## Begin

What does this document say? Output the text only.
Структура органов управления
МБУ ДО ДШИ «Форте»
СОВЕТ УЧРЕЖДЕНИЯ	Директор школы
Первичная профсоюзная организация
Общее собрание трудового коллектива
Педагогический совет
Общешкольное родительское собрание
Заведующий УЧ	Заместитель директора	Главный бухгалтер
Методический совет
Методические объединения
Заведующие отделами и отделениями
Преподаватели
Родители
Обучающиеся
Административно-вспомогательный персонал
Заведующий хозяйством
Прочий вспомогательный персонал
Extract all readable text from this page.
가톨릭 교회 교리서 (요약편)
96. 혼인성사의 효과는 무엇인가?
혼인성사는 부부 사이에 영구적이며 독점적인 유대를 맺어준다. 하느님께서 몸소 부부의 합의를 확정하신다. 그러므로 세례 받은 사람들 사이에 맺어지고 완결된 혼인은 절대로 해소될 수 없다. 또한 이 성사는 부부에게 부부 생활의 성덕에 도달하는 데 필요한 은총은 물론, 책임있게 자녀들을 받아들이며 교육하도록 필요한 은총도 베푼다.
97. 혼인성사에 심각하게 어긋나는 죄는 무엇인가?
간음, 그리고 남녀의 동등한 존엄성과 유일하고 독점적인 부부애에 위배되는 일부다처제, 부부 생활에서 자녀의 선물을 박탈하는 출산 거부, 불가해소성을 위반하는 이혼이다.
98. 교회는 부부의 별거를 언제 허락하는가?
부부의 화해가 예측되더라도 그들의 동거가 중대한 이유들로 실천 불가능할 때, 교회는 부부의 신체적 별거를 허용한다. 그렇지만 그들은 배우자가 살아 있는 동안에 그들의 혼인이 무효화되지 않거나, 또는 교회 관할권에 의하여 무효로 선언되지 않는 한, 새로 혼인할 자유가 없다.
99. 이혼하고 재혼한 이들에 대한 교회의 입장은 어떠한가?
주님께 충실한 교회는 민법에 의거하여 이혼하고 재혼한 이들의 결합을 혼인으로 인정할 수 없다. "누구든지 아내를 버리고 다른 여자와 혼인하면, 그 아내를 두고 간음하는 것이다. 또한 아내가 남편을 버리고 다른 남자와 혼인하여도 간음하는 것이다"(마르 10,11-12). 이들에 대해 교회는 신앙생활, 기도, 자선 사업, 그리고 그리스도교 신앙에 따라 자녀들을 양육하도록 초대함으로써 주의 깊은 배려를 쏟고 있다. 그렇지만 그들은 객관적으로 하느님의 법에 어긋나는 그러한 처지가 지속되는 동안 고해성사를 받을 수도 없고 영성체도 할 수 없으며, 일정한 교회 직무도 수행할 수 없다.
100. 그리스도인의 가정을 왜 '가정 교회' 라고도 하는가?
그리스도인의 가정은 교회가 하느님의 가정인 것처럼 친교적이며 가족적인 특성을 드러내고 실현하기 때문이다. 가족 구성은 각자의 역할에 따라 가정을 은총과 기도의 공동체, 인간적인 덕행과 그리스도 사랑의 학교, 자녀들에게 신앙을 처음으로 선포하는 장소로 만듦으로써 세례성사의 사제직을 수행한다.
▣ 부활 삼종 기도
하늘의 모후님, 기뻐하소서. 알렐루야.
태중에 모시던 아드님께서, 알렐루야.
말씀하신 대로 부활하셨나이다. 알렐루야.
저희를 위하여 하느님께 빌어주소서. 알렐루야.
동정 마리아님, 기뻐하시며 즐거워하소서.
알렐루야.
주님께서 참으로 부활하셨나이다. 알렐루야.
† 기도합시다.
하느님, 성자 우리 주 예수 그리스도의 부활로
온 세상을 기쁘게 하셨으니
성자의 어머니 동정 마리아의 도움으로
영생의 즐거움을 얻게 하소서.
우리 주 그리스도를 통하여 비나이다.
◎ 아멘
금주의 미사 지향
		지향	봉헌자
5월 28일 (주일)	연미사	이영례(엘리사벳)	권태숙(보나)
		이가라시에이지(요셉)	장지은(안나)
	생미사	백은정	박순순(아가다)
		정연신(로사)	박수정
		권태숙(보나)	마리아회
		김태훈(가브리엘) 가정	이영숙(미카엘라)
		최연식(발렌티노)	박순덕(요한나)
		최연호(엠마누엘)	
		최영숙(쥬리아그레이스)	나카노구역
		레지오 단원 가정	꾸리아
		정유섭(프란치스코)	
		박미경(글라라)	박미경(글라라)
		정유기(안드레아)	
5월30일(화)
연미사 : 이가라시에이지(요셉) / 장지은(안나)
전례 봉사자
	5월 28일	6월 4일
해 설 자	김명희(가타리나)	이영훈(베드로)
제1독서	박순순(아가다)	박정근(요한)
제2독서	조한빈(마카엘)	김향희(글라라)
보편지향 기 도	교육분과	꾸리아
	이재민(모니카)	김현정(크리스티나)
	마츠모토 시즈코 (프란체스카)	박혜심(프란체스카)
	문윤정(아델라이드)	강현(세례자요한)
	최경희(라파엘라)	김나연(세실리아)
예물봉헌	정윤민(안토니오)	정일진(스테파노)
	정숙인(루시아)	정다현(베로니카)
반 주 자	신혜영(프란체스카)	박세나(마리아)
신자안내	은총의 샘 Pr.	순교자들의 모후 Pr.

## End

# [What to do]
Every line in the data that holds "이가라시에이지" should be copied out.

# [Exercise solution]
		이가라시에이지(요셉)	장지은(안나)
연미사 : 이가라시에이지(요셉) / 장지은(안나)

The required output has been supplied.